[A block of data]
++++

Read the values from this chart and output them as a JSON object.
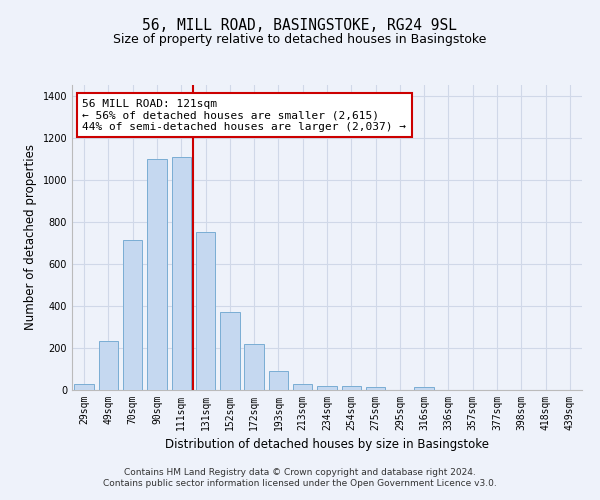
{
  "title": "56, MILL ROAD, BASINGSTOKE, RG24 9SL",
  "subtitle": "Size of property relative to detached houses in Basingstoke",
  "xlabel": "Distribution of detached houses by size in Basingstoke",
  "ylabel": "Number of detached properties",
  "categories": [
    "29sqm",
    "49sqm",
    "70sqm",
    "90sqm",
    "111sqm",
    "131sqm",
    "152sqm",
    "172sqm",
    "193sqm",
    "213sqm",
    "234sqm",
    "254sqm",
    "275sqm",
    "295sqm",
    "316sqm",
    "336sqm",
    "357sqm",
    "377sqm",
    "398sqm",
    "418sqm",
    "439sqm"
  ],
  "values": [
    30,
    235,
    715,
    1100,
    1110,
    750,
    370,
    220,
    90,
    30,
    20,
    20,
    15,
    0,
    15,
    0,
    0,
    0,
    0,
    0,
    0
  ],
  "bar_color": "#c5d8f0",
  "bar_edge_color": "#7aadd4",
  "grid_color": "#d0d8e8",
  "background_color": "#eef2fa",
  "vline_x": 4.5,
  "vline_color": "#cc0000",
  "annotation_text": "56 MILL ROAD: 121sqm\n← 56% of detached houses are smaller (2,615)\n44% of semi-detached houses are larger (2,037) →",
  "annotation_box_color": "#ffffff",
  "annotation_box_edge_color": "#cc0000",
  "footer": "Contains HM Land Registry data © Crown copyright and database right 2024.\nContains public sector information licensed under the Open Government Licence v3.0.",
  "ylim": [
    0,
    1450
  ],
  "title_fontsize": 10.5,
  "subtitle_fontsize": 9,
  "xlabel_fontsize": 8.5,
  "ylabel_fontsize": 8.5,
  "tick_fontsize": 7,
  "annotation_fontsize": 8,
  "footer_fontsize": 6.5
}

++++

INSTRUCTIONS TO FOLLOW
Keep every word of the data as it is when you write it out, but drop the pictures.

SOLUTION FOR THIS TASK
Read the values from this chart and output them as a JSON object.
{
  "title": "56, MILL ROAD, BASINGSTOKE, RG24 9SL",
  "subtitle": "Size of property relative to detached houses in Basingstoke",
  "xlabel": "Distribution of detached houses by size in Basingstoke",
  "ylabel": "Number of detached properties",
  "categories": [
    "29sqm",
    "49sqm",
    "70sqm",
    "90sqm",
    "111sqm",
    "131sqm",
    "152sqm",
    "172sqm",
    "193sqm",
    "213sqm",
    "234sqm",
    "254sqm",
    "275sqm",
    "295sqm",
    "316sqm",
    "336sqm",
    "357sqm",
    "377sqm",
    "398sqm",
    "418sqm",
    "439sqm"
  ],
  "values": [
    30,
    235,
    715,
    1100,
    1110,
    750,
    370,
    220,
    90,
    30,
    20,
    20,
    15,
    0,
    15,
    0,
    0,
    0,
    0,
    0,
    0
  ],
  "bar_color": "#c5d8f0",
  "bar_edge_color": "#7aadd4",
  "grid_color": "#d0d8e8",
  "background_color": "#eef2fa",
  "vline_x": 4.5,
  "vline_color": "#cc0000",
  "annotation_text": "56 MILL ROAD: 121sqm\n← 56% of detached houses are smaller (2,615)\n44% of semi-detached houses are larger (2,037) →",
  "annotation_box_color": "#ffffff",
  "annotation_box_edge_color": "#cc0000",
  "footer": "Contains HM Land Registry data © Crown copyright and database right 2024.\nContains public sector information licensed under the Open Government Licence v3.0.",
  "ylim": [
    0,
    1450
  ],
  "title_fontsize": 10.5,
  "subtitle_fontsize": 9,
  "xlabel_fontsize": 8.5,
  "ylabel_fontsize": 8.5,
  "tick_fontsize": 7,
  "annotation_fontsize": 8,
  "footer_fontsize": 6.5
}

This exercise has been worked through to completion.